_Goal of the exercise_. Each record below is to be reproduced without any change.

Data items

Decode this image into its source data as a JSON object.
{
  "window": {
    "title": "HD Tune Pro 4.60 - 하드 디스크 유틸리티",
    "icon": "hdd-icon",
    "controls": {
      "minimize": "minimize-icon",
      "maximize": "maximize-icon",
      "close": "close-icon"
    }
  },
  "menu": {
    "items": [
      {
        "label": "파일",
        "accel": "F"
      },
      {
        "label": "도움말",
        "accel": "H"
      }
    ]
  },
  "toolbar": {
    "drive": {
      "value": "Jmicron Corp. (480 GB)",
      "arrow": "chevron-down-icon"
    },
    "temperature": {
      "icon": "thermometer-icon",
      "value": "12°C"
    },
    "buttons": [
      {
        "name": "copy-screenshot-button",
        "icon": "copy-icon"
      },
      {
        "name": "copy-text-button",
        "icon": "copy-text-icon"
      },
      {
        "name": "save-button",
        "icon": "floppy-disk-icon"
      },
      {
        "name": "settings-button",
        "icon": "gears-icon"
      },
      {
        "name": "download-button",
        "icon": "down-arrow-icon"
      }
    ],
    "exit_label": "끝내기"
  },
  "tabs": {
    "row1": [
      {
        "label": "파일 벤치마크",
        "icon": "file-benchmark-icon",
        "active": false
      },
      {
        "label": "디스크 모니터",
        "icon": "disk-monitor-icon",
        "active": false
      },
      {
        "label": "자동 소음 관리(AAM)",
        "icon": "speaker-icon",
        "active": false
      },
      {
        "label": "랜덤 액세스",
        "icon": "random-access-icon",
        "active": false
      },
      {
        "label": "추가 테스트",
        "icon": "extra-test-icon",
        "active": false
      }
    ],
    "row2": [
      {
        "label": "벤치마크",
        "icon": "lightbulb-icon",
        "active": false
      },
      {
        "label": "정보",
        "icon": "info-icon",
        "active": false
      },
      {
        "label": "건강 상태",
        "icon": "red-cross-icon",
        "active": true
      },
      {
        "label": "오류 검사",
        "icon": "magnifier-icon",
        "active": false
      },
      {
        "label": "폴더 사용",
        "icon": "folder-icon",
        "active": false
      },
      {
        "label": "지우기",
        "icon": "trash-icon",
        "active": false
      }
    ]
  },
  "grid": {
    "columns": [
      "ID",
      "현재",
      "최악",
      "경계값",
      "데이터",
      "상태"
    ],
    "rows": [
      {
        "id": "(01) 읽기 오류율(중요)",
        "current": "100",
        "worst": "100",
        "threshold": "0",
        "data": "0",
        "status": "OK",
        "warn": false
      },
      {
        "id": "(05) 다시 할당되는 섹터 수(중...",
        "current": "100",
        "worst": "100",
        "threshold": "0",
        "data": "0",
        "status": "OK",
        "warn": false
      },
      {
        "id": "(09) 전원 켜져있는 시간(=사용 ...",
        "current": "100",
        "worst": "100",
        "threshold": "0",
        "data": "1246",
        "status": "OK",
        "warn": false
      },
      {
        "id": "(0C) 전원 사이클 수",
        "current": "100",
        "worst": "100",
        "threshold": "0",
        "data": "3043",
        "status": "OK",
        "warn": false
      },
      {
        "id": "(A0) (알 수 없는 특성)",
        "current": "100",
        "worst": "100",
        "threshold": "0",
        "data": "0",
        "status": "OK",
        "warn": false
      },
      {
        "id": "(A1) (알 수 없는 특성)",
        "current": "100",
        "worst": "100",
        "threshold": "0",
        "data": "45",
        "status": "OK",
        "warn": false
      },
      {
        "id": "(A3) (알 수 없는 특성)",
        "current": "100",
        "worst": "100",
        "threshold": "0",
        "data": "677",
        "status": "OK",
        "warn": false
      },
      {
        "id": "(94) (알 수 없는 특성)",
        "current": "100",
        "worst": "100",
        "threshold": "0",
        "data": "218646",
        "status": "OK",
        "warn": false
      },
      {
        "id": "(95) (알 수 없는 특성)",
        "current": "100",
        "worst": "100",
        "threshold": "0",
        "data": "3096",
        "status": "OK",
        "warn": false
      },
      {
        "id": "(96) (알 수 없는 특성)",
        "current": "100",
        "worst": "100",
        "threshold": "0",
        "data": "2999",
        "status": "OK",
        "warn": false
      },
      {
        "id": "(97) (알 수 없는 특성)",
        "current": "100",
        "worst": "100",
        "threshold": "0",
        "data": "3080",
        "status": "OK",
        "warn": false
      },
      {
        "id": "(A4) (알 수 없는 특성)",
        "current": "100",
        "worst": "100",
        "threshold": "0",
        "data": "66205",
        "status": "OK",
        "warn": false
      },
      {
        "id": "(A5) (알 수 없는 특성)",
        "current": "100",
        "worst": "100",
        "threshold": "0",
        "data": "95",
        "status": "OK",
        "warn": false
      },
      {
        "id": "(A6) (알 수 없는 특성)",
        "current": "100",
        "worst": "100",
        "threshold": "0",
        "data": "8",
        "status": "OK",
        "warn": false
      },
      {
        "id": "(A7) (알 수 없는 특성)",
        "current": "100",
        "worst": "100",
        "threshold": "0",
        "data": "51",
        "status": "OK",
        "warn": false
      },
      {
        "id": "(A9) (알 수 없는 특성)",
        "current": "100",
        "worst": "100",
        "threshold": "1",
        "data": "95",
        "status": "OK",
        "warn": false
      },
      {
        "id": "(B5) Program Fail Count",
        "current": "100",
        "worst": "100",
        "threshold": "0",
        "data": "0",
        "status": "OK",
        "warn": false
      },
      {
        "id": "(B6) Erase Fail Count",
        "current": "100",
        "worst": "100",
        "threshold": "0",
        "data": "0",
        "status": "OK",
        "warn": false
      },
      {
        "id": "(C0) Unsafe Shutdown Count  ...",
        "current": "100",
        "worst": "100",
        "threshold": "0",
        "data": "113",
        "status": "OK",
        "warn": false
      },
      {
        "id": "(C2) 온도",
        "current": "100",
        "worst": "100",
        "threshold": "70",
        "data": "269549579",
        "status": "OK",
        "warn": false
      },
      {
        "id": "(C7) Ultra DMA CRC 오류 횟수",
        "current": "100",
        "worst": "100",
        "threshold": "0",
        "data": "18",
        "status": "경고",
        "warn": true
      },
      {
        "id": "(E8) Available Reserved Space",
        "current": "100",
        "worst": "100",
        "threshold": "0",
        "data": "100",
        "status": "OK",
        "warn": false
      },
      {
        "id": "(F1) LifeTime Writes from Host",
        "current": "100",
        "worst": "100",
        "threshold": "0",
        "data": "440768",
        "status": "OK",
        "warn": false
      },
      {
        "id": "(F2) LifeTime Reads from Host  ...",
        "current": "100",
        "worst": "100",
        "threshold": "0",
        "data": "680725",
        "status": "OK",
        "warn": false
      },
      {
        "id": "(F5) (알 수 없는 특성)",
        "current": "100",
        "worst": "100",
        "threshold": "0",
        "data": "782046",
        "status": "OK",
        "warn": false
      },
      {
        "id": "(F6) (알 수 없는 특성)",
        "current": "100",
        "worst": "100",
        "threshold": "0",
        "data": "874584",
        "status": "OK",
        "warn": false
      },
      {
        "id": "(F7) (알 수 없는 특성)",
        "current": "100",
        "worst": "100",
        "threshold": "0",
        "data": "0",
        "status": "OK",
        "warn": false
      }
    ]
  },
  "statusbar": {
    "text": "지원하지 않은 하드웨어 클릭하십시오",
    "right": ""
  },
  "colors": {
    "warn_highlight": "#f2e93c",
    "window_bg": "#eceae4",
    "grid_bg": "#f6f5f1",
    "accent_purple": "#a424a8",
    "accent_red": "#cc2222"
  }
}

_Output for this exercise_.
Decode this image into its source data as a JSON object.
{
  "window": {
    "title": "HD Tune Pro 4.60 - 하드 디스크 유틸리티",
    "icon": "hdd-icon",
    "controls": {
      "minimize": "minimize-icon",
      "maximize": "maximize-icon",
      "close": "close-icon"
    }
  },
  "menu": {
    "items": [
      {
        "label": "파일",
        "accel": "F"
      },
      {
        "label": "도움말",
        "accel": "H"
      }
    ]
  },
  "toolbar": {
    "drive": {
      "value": "Jmicron Corp. (480 GB)",
      "arrow": "chevron-down-icon"
    },
    "temperature": {
      "icon": "thermometer-icon",
      "value": "12°C"
    },
    "buttons": [
      {
        "name": "copy-screenshot-button",
        "icon": "copy-icon"
      },
      {
        "name": "copy-text-button",
        "icon": "copy-text-icon"
      },
      {
        "name": "save-button",
        "icon": "floppy-disk-icon"
      },
      {
        "name": "settings-button",
        "icon": "gears-icon"
      },
      {
        "name": "download-button",
        "icon": "down-arrow-icon"
      }
    ],
    "exit_label": "끝내기"
  },
  "tabs": {
    "row1": [
      {
        "label": "파일 벤치마크",
        "icon": "file-benchmark-icon",
        "active": false
      },
      {
        "label": "디스크 모니터",
        "icon": "disk-monitor-icon",
        "active": false
      },
      {
        "label": "자동 소음 관리(AAM)",
        "icon": "speaker-icon",
        "active": false
      },
      {
        "label": "랜덤 액세스",
        "icon": "random-access-icon",
        "active": false
      },
      {
        "label": "추가 테스트",
        "icon": "extra-test-icon",
        "active": false
      }
    ],
    "row2": [
      {
        "label": "벤치마크",
        "icon": "lightbulb-icon",
        "active": false
      },
      {
        "label": "정보",
        "icon": "info-icon",
        "active": false
      },
      {
        "label": "건강 상태",
        "icon": "red-cross-icon",
        "active": true
      },
      {
        "label": "오류 검사",
        "icon": "magnifier-icon",
        "active": false
      },
      {
        "label": "폴더 사용",
        "icon": "folder-icon",
        "active": false
      },
      {
        "label": "지우기",
        "icon": "trash-icon",
        "active": false
      }
    ]
  },
  "grid": {
    "columns": [
      "ID",
      "현재",
      "최악",
      "경계값",
      "데이터",
      "상태"
    ],
    "rows": [
      {
        "id": "(01) 읽기 오류율(중요)",
        "current": "100",
        "worst": "100",
        "threshold": "0",
        "data": "0",
        "status": "OK",
        "warn": false
      },
      {
        "id": "(05) 다시 할당되는 섹터 수(중...",
        "current": "100",
        "worst": "100",
        "threshold": "0",
        "data": "0",
        "status": "OK",
        "warn": false
      },
      {
        "id": "(09) 전원 켜져있는 시간(=사용 ...",
        "current": "100",
        "worst": "100",
        "threshold": "0",
        "data": "1246",
        "status": "OK",
        "warn": false
      },
      {
        "id": "(0C) 전원 사이클 수",
        "current": "100",
        "worst": "100",
        "threshold": "0",
        "data": "3043",
        "status": "OK",
        "warn": false
      },
      {
        "id": "(A0) (알 수 없는 특성)",
        "current": "100",
        "worst": "100",
        "threshold": "0",
        "data": "0",
        "status": "OK",
        "warn": false
      },
      {
        "id": "(A1) (알 수 없는 특성)",
        "current": "100",
        "worst": "100",
        "threshold": "0",
        "data": "45",
        "status": "OK",
        "warn": false
      },
      {
        "id": "(A3) (알 수 없는 특성)",
        "current": "100",
        "worst": "100",
        "threshold": "0",
        "data": "677",
        "status": "OK",
        "warn": false
      },
      {
        "id": "(94) (알 수 없는 특성)",
        "current": "100",
        "worst": "100",
        "threshold": "0",
        "data": "218646",
        "status": "OK",
        "warn": false
      },
      {
        "id": "(95) (알 수 없는 특성)",
        "current": "100",
        "worst": "100",
        "threshold": "0",
        "data": "3096",
        "status": "OK",
        "warn": false
      },
      {
        "id": "(96) (알 수 없는 특성)",
        "current": "100",
        "worst": "100",
        "threshold": "0",
        "data": "2999",
        "status": "OK",
        "warn": false
      },
      {
        "id": "(97) (알 수 없는 특성)",
        "current": "100",
        "worst": "100",
        "threshold": "0",
        "data": "3080",
        "status": "OK",
        "warn": false
      },
      {
        "id": "(A4) (알 수 없는 특성)",
        "current": "100",
        "worst": "100",
        "threshold": "0",
        "data": "66205",
        "status": "OK",
        "warn": false
      },
      {
        "id": "(A5) (알 수 없는 특성)",
        "current": "100",
        "worst": "100",
        "threshold": "0",
        "data": "95",
        "status": "OK",
        "warn": false
      },
      {
        "id": "(A6) (알 수 없는 특성)",
        "current": "100",
        "worst": "100",
        "threshold": "0",
        "data": "8",
        "status": "OK",
        "warn": false
      },
      {
        "id": "(A7) (알 수 없는 특성)",
        "current": "100",
        "worst": "100",
        "threshold": "0",
        "data": "51",
        "status": "OK",
        "warn": false
      },
      {
        "id": "(A9) (알 수 없는 특성)",
        "current": "100",
        "worst": "100",
        "threshold": "1",
        "data": "95",
        "status": "OK",
        "warn": false
      },
      {
        "id": "(B5) Program Fail Count",
        "current": "100",
        "worst": "100",
        "threshold": "0",
        "data": "0",
        "status": "OK",
        "warn": false
      },
      {
        "id": "(B6) Erase Fail Count",
        "current": "100",
        "worst": "100",
        "threshold": "0",
        "data": "0",
        "status": "OK",
        "warn": false
      },
      {
        "id": "(C0) Unsafe Shutdown Count  ...",
        "current": "100",
        "worst": "100",
        "threshold": "0",
        "data": "113",
        "status": "OK",
        "warn": false
      },
      {
        "id": "(C2) 온도",
        "current": "100",
        "worst": "100",
        "threshold": "70",
        "data": "269549579",
        "status": "OK",
        "warn": false
      },
      {
        "id": "(C7) Ultra DMA CRC 오류 횟수",
        "current": "100",
        "worst": "100",
        "threshold": "0",
        "data": "18",
        "status": "경고",
        "warn": true
      },
      {
        "id": "(E8) Available Reserved Space",
        "current": "100",
        "worst": "100",
        "threshold": "0",
        "data": "100",
        "status": "OK",
        "warn": false
      },
      {
        "id": "(F1) LifeTime Writes from Host",
        "current": "100",
        "worst": "100",
        "threshold": "0",
        "data": "440768",
        "status": "OK",
        "warn": false
      },
      {
        "id": "(F2) LifeTime Reads from Host  ...",
        "current": "100",
        "worst": "100",
        "threshold": "0",
        "data": "680725",
        "status": "OK",
        "warn": false
      },
      {
        "id": "(F5) (알 수 없는 특성)",
        "current": "100",
        "worst": "100",
        "threshold": "0",
        "data": "782046",
        "status": "OK",
        "warn": false
      },
      {
        "id": "(F6) (알 수 없는 특성)",
        "current": "100",
        "worst": "100",
        "threshold": "0",
        "data": "874584",
        "status": "OK",
        "warn": false
      },
      {
        "id": "(F7) (알 수 없는 특성)",
        "current": "100",
        "worst": "100",
        "threshold": "0",
        "data": "0",
        "status": "OK",
        "warn": false
      }
    ]
  },
  "statusbar": {
    "text": "지원하지 않은 하드웨어 클릭하십시오",
    "right": ""
  },
  "colors": {
    "warn_highlight": "#f2e93c",
    "window_bg": "#eceae4",
    "grid_bg": "#f6f5f1",
    "accent_purple": "#a424a8",
    "accent_red": "#cc2222"
  }
}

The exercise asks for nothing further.